Given entries —
* * *

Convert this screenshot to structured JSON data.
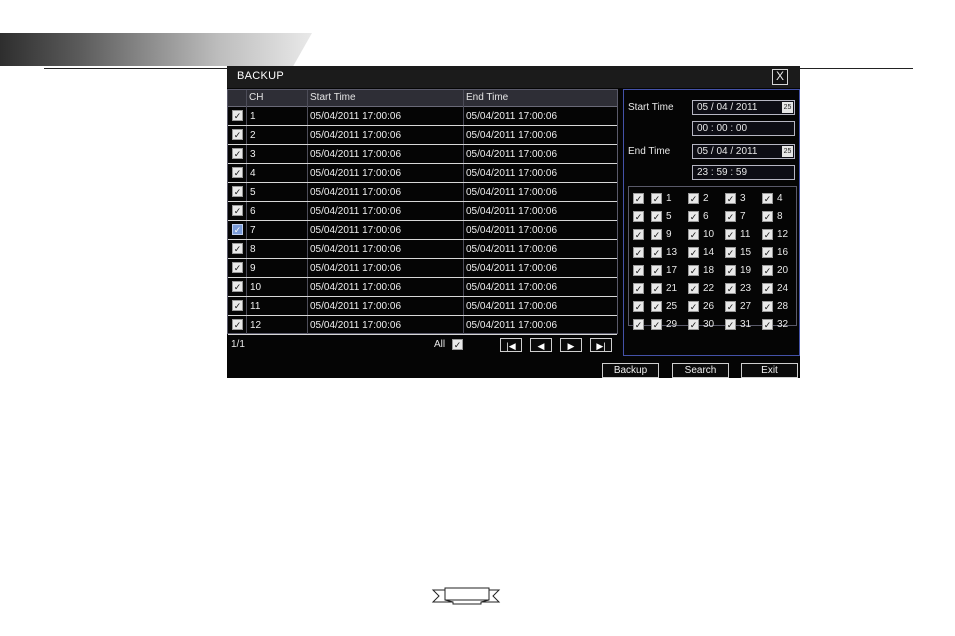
{
  "dialog": {
    "title": "BACKUP",
    "close_glyph": "X"
  },
  "table": {
    "headers": [
      "CH",
      "Start Time",
      "End Time"
    ],
    "rows": [
      {
        "ch": "1",
        "start": "05/04/2011 17:00:06",
        "end": "05/04/2011 17:00:06",
        "checked": true
      },
      {
        "ch": "2",
        "start": "05/04/2011 17:00:06",
        "end": "05/04/2011 17:00:06",
        "checked": true
      },
      {
        "ch": "3",
        "start": "05/04/2011 17:00:06",
        "end": "05/04/2011 17:00:06",
        "checked": true
      },
      {
        "ch": "4",
        "start": "05/04/2011 17:00:06",
        "end": "05/04/2011 17:00:06",
        "checked": true
      },
      {
        "ch": "5",
        "start": "05/04/2011 17:00:06",
        "end": "05/04/2011 17:00:06",
        "checked": true
      },
      {
        "ch": "6",
        "start": "05/04/2011 17:00:06",
        "end": "05/04/2011 17:00:06",
        "checked": true
      },
      {
        "ch": "7",
        "start": "05/04/2011 17:00:06",
        "end": "05/04/2011 17:00:06",
        "checked": true,
        "selected": true
      },
      {
        "ch": "8",
        "start": "05/04/2011 17:00:06",
        "end": "05/04/2011 17:00:06",
        "checked": true
      },
      {
        "ch": "9",
        "start": "05/04/2011 17:00:06",
        "end": "05/04/2011 17:00:06",
        "checked": true
      },
      {
        "ch": "10",
        "start": "05/04/2011 17:00:06",
        "end": "05/04/2011 17:00:06",
        "checked": true
      },
      {
        "ch": "11",
        "start": "05/04/2011 17:00:06",
        "end": "05/04/2011 17:00:06",
        "checked": true
      },
      {
        "ch": "12",
        "start": "05/04/2011 17:00:06",
        "end": "05/04/2011 17:00:06",
        "checked": true
      }
    ]
  },
  "pager": {
    "page": "1/1",
    "all_label": "All",
    "all_checked": true,
    "first_glyph": "|◀",
    "prev_glyph": "◀",
    "next_glyph": "▶",
    "last_glyph": "▶|"
  },
  "filter": {
    "start_label": "Start Time",
    "start_date": "05 / 04 / 2011",
    "start_time": "00 : 00 : 00",
    "end_label": "End Time",
    "end_date": "05 / 04 / 2011",
    "end_time": "23 : 59 : 59",
    "calendar_glyph": "25"
  },
  "channels": [
    "1",
    "2",
    "3",
    "4",
    "5",
    "6",
    "7",
    "8",
    "9",
    "10",
    "11",
    "12",
    "13",
    "14",
    "15",
    "16",
    "17",
    "18",
    "19",
    "20",
    "21",
    "22",
    "23",
    "24",
    "25",
    "26",
    "27",
    "28",
    "29",
    "30",
    "31",
    "32"
  ],
  "buttons": {
    "backup": "Backup",
    "search": "Search",
    "exit": "Exit"
  },
  "check_glyph": "✓",
  "colors": {
    "dialog_bg": "#050505",
    "panel_border": "#4452a8",
    "selected_check": "#7a9bd8"
  }
}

* * *

Required work — Repeat each entry exactly. Pictures do not belong in the copy.

Exercise solution —
Convert this screenshot to structured JSON data.
{
  "dialog": {
    "title": "BACKUP",
    "close_glyph": "X"
  },
  "table": {
    "headers": [
      "CH",
      "Start Time",
      "End Time"
    ],
    "rows": [
      {
        "ch": "1",
        "start": "05/04/2011 17:00:06",
        "end": "05/04/2011 17:00:06",
        "checked": true
      },
      {
        "ch": "2",
        "start": "05/04/2011 17:00:06",
        "end": "05/04/2011 17:00:06",
        "checked": true
      },
      {
        "ch": "3",
        "start": "05/04/2011 17:00:06",
        "end": "05/04/2011 17:00:06",
        "checked": true
      },
      {
        "ch": "4",
        "start": "05/04/2011 17:00:06",
        "end": "05/04/2011 17:00:06",
        "checked": true
      },
      {
        "ch": "5",
        "start": "05/04/2011 17:00:06",
        "end": "05/04/2011 17:00:06",
        "checked": true
      },
      {
        "ch": "6",
        "start": "05/04/2011 17:00:06",
        "end": "05/04/2011 17:00:06",
        "checked": true
      },
      {
        "ch": "7",
        "start": "05/04/2011 17:00:06",
        "end": "05/04/2011 17:00:06",
        "checked": true,
        "selected": true
      },
      {
        "ch": "8",
        "start": "05/04/2011 17:00:06",
        "end": "05/04/2011 17:00:06",
        "checked": true
      },
      {
        "ch": "9",
        "start": "05/04/2011 17:00:06",
        "end": "05/04/2011 17:00:06",
        "checked": true
      },
      {
        "ch": "10",
        "start": "05/04/2011 17:00:06",
        "end": "05/04/2011 17:00:06",
        "checked": true
      },
      {
        "ch": "11",
        "start": "05/04/2011 17:00:06",
        "end": "05/04/2011 17:00:06",
        "checked": true
      },
      {
        "ch": "12",
        "start": "05/04/2011 17:00:06",
        "end": "05/04/2011 17:00:06",
        "checked": true
      }
    ]
  },
  "pager": {
    "page": "1/1",
    "all_label": "All",
    "all_checked": true,
    "first_glyph": "|◀",
    "prev_glyph": "◀",
    "next_glyph": "▶",
    "last_glyph": "▶|"
  },
  "filter": {
    "start_label": "Start Time",
    "start_date": "05 / 04 / 2011",
    "start_time": "00 : 00 : 00",
    "end_label": "End Time",
    "end_date": "05 / 04 / 2011",
    "end_time": "23 : 59 : 59",
    "calendar_glyph": "25"
  },
  "channels": [
    "1",
    "2",
    "3",
    "4",
    "5",
    "6",
    "7",
    "8",
    "9",
    "10",
    "11",
    "12",
    "13",
    "14",
    "15",
    "16",
    "17",
    "18",
    "19",
    "20",
    "21",
    "22",
    "23",
    "24",
    "25",
    "26",
    "27",
    "28",
    "29",
    "30",
    "31",
    "32"
  ],
  "buttons": {
    "backup": "Backup",
    "search": "Search",
    "exit": "Exit"
  },
  "check_glyph": "✓",
  "colors": {
    "dialog_bg": "#050505",
    "panel_border": "#4452a8",
    "selected_check": "#7a9bd8"
  }
}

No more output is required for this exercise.